>>
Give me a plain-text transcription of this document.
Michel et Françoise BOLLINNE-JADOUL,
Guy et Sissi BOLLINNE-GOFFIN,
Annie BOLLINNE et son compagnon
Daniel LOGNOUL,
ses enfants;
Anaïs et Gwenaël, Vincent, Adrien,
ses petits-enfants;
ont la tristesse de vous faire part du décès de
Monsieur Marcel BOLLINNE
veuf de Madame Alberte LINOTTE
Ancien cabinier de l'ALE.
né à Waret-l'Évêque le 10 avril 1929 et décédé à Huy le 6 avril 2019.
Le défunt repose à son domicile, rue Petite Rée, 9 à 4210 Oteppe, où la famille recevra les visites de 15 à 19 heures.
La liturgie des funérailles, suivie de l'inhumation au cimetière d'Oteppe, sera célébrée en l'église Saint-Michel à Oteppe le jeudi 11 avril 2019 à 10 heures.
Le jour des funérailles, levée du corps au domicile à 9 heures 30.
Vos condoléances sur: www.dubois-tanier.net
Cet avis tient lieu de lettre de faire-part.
<<
**What is expected**
Copy all of the material word for word.

**Result for this task**
Give me a plain-text transcription of this document.
Michel et Françoise BOLLINNE-JADOUL,
Guy et Sissi BOLLINNE-GOFFIN,
Annie BOLLINNE et son compagnon
Daniel LOGNOUL,
ses enfants;
Anaïs et Gwenaël, Vincent, Adrien,
ses petits-enfants;
ont la tristesse de vous faire part du décès de
Monsieur Marcel BOLLINNE
veuf de Madame Alberte LINOTTE
Ancien cabinier de l'ALE.
né à Waret-l'Évêque le 10 avril 1929 et décédé à Huy le 6 avril 2019.
Le défunt repose à son domicile, rue Petite Rée, 9 à 4210 Oteppe, où la famille recevra les visites de 15 à 19 heures.
La liturgie des funérailles, suivie de l'inhumation au cimetière d'Oteppe, sera célébrée en l'église Saint-Michel à Oteppe le jeudi 11 avril 2019 à 10 heures.
Le jour des funérailles, levée du corps au domicile à 9 heures 30.
Vos condoléances sur: www.dubois-tanier.net
Cet avis tient lieu de lettre de faire-part.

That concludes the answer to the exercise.